§ THE PROBLEM: Go through the data below. List every line that holds the word "hats".

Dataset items

========================================

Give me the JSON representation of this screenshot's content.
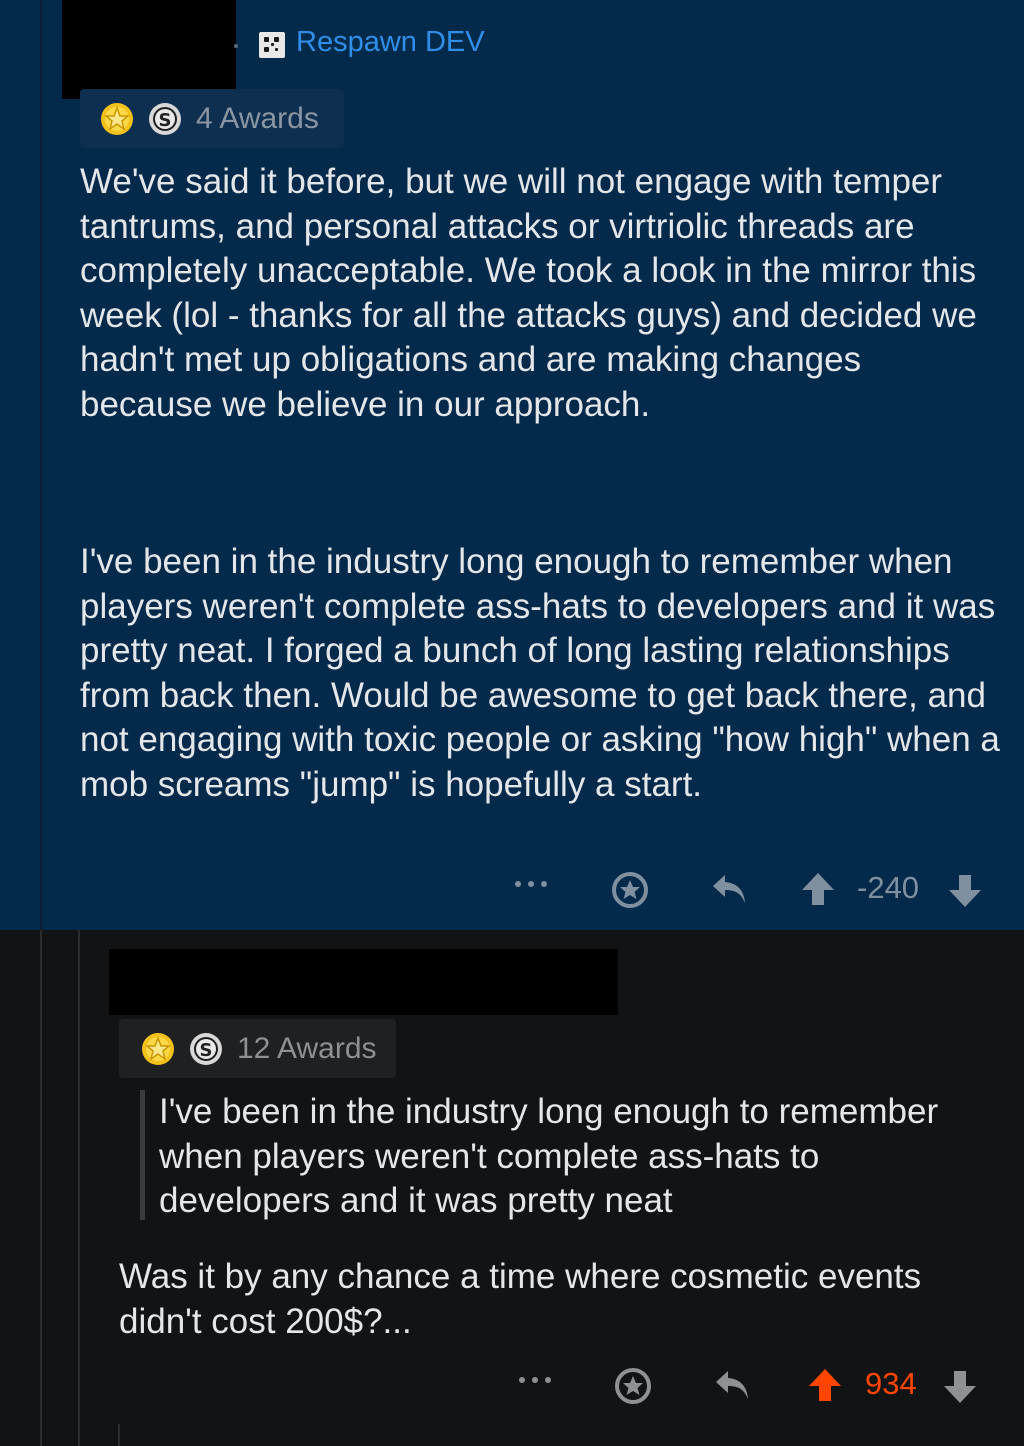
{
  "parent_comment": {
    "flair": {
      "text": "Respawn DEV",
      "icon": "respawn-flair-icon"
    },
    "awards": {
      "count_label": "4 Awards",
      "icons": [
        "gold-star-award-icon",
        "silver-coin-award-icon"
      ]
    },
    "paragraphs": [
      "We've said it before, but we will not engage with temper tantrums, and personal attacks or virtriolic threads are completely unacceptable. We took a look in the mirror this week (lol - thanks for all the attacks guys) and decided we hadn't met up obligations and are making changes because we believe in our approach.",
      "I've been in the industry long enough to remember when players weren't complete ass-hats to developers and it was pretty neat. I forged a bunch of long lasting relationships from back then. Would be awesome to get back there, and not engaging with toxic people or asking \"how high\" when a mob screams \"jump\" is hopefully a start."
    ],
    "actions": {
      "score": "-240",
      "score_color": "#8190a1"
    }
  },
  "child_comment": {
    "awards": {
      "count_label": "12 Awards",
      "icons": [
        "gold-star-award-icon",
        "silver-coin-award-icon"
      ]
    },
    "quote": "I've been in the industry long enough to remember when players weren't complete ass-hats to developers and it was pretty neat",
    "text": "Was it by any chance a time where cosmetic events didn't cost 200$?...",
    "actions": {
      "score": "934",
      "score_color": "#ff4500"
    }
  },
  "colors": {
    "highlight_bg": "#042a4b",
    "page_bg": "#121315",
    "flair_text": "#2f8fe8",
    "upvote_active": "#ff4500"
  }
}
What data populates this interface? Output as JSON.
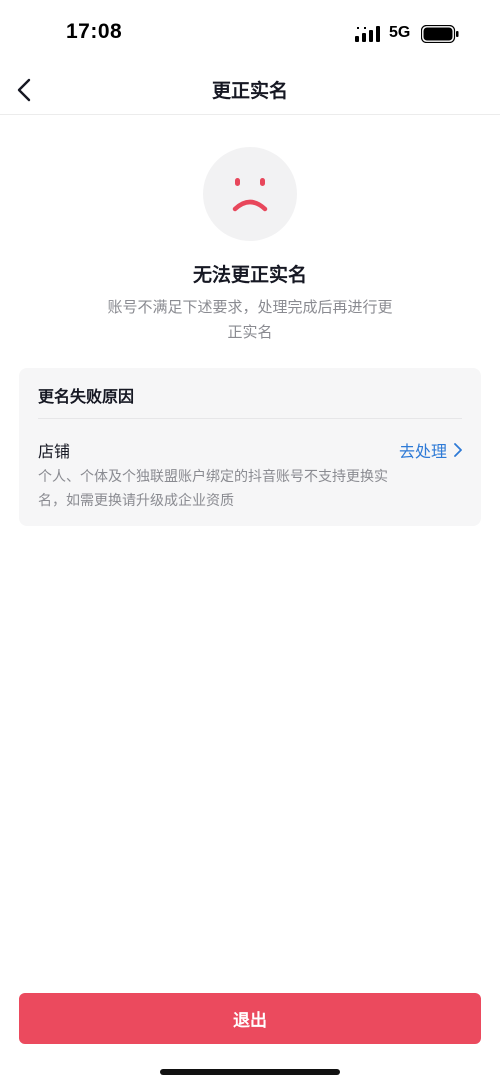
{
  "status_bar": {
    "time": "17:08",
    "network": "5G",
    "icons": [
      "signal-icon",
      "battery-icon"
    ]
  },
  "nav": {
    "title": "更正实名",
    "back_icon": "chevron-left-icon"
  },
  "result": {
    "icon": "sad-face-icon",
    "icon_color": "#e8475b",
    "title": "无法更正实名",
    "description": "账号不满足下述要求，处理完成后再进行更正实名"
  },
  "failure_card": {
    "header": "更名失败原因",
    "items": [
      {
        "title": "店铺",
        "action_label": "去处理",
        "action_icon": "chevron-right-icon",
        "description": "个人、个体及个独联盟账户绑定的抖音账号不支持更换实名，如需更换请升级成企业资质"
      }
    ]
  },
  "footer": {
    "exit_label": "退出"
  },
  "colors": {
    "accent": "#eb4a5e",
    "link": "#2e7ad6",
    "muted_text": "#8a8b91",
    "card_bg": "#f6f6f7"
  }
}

========================================

§ ANSWER TO THE PROBLEM:
      "I've been in the industry long enough to remember when players weren't complete ass-hats to developers and it was pretty neat. I forged a bunch of long lasting relationships from back then. Would be awesome to get back there, and not engaging with toxic people or asking \"how high\" when a mob screams \"jump\" is hopefully a start."
    "quote": "I've been in the industry long enough to remember when players weren't complete ass-hats to developers and it was pretty neat",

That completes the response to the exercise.